**Task requirements:** Print the listing as it stands, omitting all images.

(Figure collection entries)
====
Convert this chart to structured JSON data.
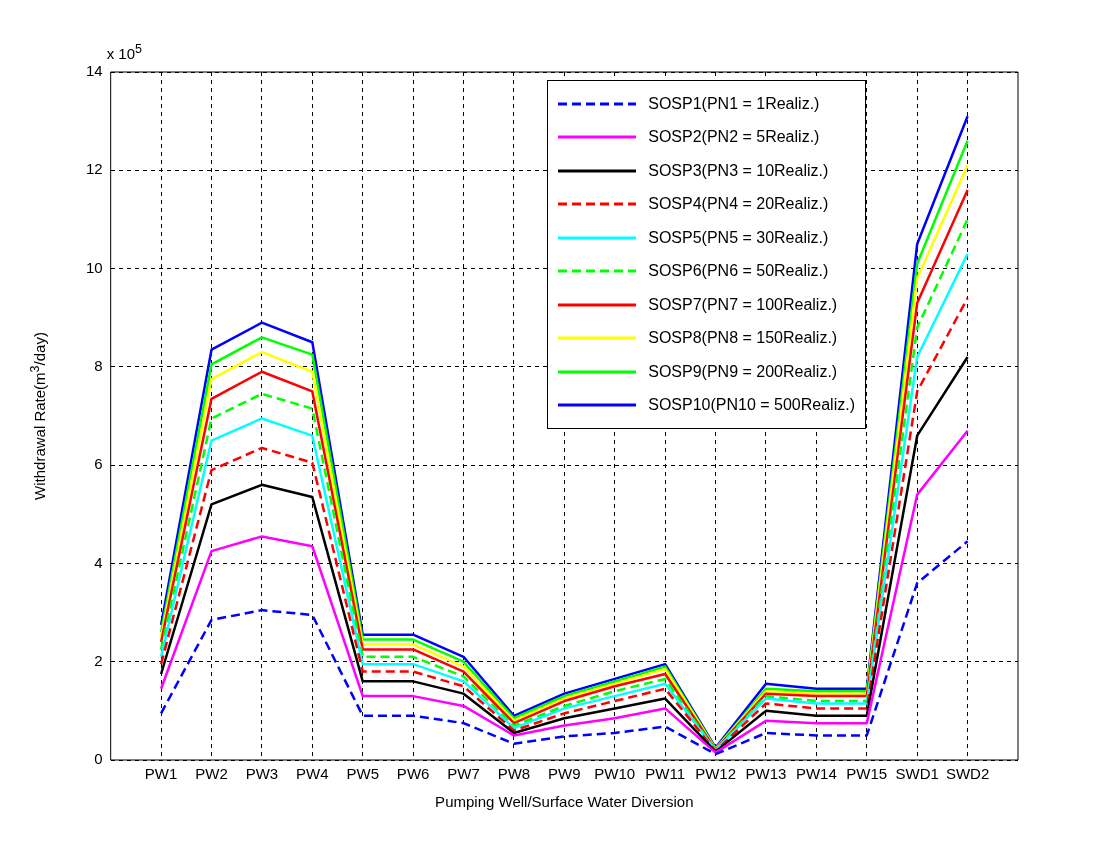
{
  "chart_data": {
    "type": "line",
    "xlabel": "Pumping Well/Surface Water Diversion",
    "ylabel": "Withdrawal Rate(m$^{3}$/day)",
    "annotations": [
      "x 10$^{5}$"
    ],
    "categories": [
      "PW1",
      "PW2",
      "PW3",
      "PW4",
      "PW5",
      "PW6",
      "PW7",
      "PW8",
      "PW9",
      "PW10",
      "PW11",
      "PW12",
      "PW13",
      "PW14",
      "PW15",
      "SWD1",
      "SWD2"
    ],
    "ylim": [
      0,
      14
    ],
    "yticks": [
      0,
      2,
      4,
      6,
      8,
      10,
      12,
      14
    ],
    "grid": true,
    "legend": "top right",
    "marker": "none",
    "series": [
      {
        "name": "SOSP1(PN1 = 1Realiz.)",
        "color": "#0000ff",
        "line_style": "dashed",
        "values": [
          0.95,
          2.85,
          3.05,
          2.95,
          0.9,
          0.9,
          0.75,
          0.33,
          0.48,
          0.55,
          0.68,
          0.12,
          0.55,
          0.5,
          0.5,
          3.6,
          4.45
        ]
      },
      {
        "name": "SOSP2(PN2 = 5Realiz.)",
        "color": "#ff00ff",
        "line_style": "solid",
        "values": [
          1.45,
          4.25,
          4.55,
          4.35,
          1.3,
          1.3,
          1.1,
          0.5,
          0.7,
          0.85,
          1.05,
          0.15,
          0.8,
          0.75,
          0.75,
          5.4,
          6.7
        ]
      },
      {
        "name": "SOSP3(PN3 = 10Realiz.)",
        "color": "#000000",
        "line_style": "solid",
        "values": [
          1.75,
          5.2,
          5.6,
          5.35,
          1.6,
          1.6,
          1.35,
          0.55,
          0.85,
          1.05,
          1.25,
          0.17,
          1.0,
          0.9,
          0.9,
          6.6,
          8.2
        ]
      },
      {
        "name": "SOSP4(PN4 = 20Realiz.)",
        "color": "#ff0000",
        "line_style": "dashed",
        "values": [
          1.95,
          5.9,
          6.35,
          6.05,
          1.8,
          1.8,
          1.5,
          0.6,
          0.95,
          1.2,
          1.45,
          0.18,
          1.15,
          1.05,
          1.05,
          7.5,
          9.4
        ]
      },
      {
        "name": "SOSP5(PN5 = 30Realiz.)",
        "color": "#00ffff",
        "line_style": "solid",
        "values": [
          2.1,
          6.5,
          6.95,
          6.6,
          1.95,
          1.95,
          1.6,
          0.65,
          1.05,
          1.3,
          1.55,
          0.2,
          1.25,
          1.15,
          1.15,
          8.2,
          10.3
        ]
      },
      {
        "name": "SOSP6(PN6 = 50Realiz.)",
        "color": "#00ff00",
        "line_style": "dashed",
        "values": [
          2.25,
          6.95,
          7.45,
          7.15,
          2.1,
          2.1,
          1.7,
          0.7,
          1.1,
          1.4,
          1.65,
          0.2,
          1.3,
          1.2,
          1.2,
          8.8,
          11.0
        ]
      },
      {
        "name": "SOSP7(PN7 = 100Realiz.)",
        "color": "#ff0000",
        "line_style": "solid",
        "values": [
          2.4,
          7.35,
          7.9,
          7.5,
          2.25,
          2.25,
          1.8,
          0.75,
          1.2,
          1.5,
          1.75,
          0.21,
          1.35,
          1.3,
          1.3,
          9.3,
          11.6
        ]
      },
      {
        "name": "SOSP8(PN8 = 150Realiz.)",
        "color": "#ffff00",
        "line_style": "solid",
        "values": [
          2.5,
          7.75,
          8.3,
          7.9,
          2.35,
          2.35,
          1.9,
          0.8,
          1.25,
          1.55,
          1.85,
          0.22,
          1.4,
          1.35,
          1.35,
          9.8,
          12.1
        ]
      },
      {
        "name": "SOSP9(PN9 = 200Realiz.)",
        "color": "#00ff00",
        "line_style": "solid",
        "values": [
          2.6,
          8.05,
          8.6,
          8.25,
          2.45,
          2.45,
          2.0,
          0.85,
          1.3,
          1.6,
          1.9,
          0.23,
          1.45,
          1.4,
          1.4,
          10.1,
          12.6
        ]
      },
      {
        "name": "SOSP10(PN10 = 500Realiz.)",
        "color": "#0000ff",
        "line_style": "solid",
        "values": [
          2.75,
          8.35,
          8.9,
          8.5,
          2.55,
          2.55,
          2.1,
          0.9,
          1.35,
          1.65,
          1.95,
          0.25,
          1.55,
          1.45,
          1.45,
          10.5,
          13.1
        ]
      }
    ]
  }
}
====
**The reply:**
Convert this chart to structured JSON data.
{
  "chart_data": {
    "type": "line",
    "xlabel": "Pumping Well/Surface Water Diversion",
    "ylabel": "Withdrawal Rate(m$^{3}$/day)",
    "annotations": [
      "x 10$^{5}$"
    ],
    "categories": [
      "PW1",
      "PW2",
      "PW3",
      "PW4",
      "PW5",
      "PW6",
      "PW7",
      "PW8",
      "PW9",
      "PW10",
      "PW11",
      "PW12",
      "PW13",
      "PW14",
      "PW15",
      "SWD1",
      "SWD2"
    ],
    "ylim": [
      0,
      14
    ],
    "yticks": [
      0,
      2,
      4,
      6,
      8,
      10,
      12,
      14
    ],
    "grid": true,
    "legend": "top right",
    "marker": "none",
    "series": [
      {
        "name": "SOSP1(PN1 = 1Realiz.)",
        "color": "#0000ff",
        "line_style": "dashed",
        "values": [
          0.95,
          2.85,
          3.05,
          2.95,
          0.9,
          0.9,
          0.75,
          0.33,
          0.48,
          0.55,
          0.68,
          0.12,
          0.55,
          0.5,
          0.5,
          3.6,
          4.45
        ]
      },
      {
        "name": "SOSP2(PN2 = 5Realiz.)",
        "color": "#ff00ff",
        "line_style": "solid",
        "values": [
          1.45,
          4.25,
          4.55,
          4.35,
          1.3,
          1.3,
          1.1,
          0.5,
          0.7,
          0.85,
          1.05,
          0.15,
          0.8,
          0.75,
          0.75,
          5.4,
          6.7
        ]
      },
      {
        "name": "SOSP3(PN3 = 10Realiz.)",
        "color": "#000000",
        "line_style": "solid",
        "values": [
          1.75,
          5.2,
          5.6,
          5.35,
          1.6,
          1.6,
          1.35,
          0.55,
          0.85,
          1.05,
          1.25,
          0.17,
          1.0,
          0.9,
          0.9,
          6.6,
          8.2
        ]
      },
      {
        "name": "SOSP4(PN4 = 20Realiz.)",
        "color": "#ff0000",
        "line_style": "dashed",
        "values": [
          1.95,
          5.9,
          6.35,
          6.05,
          1.8,
          1.8,
          1.5,
          0.6,
          0.95,
          1.2,
          1.45,
          0.18,
          1.15,
          1.05,
          1.05,
          7.5,
          9.4
        ]
      },
      {
        "name": "SOSP5(PN5 = 30Realiz.)",
        "color": "#00ffff",
        "line_style": "solid",
        "values": [
          2.1,
          6.5,
          6.95,
          6.6,
          1.95,
          1.95,
          1.6,
          0.65,
          1.05,
          1.3,
          1.55,
          0.2,
          1.25,
          1.15,
          1.15,
          8.2,
          10.3
        ]
      },
      {
        "name": "SOSP6(PN6 = 50Realiz.)",
        "color": "#00ff00",
        "line_style": "dashed",
        "values": [
          2.25,
          6.95,
          7.45,
          7.15,
          2.1,
          2.1,
          1.7,
          0.7,
          1.1,
          1.4,
          1.65,
          0.2,
          1.3,
          1.2,
          1.2,
          8.8,
          11.0
        ]
      },
      {
        "name": "SOSP7(PN7 = 100Realiz.)",
        "color": "#ff0000",
        "line_style": "solid",
        "values": [
          2.4,
          7.35,
          7.9,
          7.5,
          2.25,
          2.25,
          1.8,
          0.75,
          1.2,
          1.5,
          1.75,
          0.21,
          1.35,
          1.3,
          1.3,
          9.3,
          11.6
        ]
      },
      {
        "name": "SOSP8(PN8 = 150Realiz.)",
        "color": "#ffff00",
        "line_style": "solid",
        "values": [
          2.5,
          7.75,
          8.3,
          7.9,
          2.35,
          2.35,
          1.9,
          0.8,
          1.25,
          1.55,
          1.85,
          0.22,
          1.4,
          1.35,
          1.35,
          9.8,
          12.1
        ]
      },
      {
        "name": "SOSP9(PN9 = 200Realiz.)",
        "color": "#00ff00",
        "line_style": "solid",
        "values": [
          2.6,
          8.05,
          8.6,
          8.25,
          2.45,
          2.45,
          2.0,
          0.85,
          1.3,
          1.6,
          1.9,
          0.23,
          1.45,
          1.4,
          1.4,
          10.1,
          12.6
        ]
      },
      {
        "name": "SOSP10(PN10 = 500Realiz.)",
        "color": "#0000ff",
        "line_style": "solid",
        "values": [
          2.75,
          8.35,
          8.9,
          8.5,
          2.55,
          2.55,
          2.1,
          0.9,
          1.35,
          1.65,
          1.95,
          0.25,
          1.55,
          1.45,
          1.45,
          10.5,
          13.1
        ]
      }
    ]
  }
}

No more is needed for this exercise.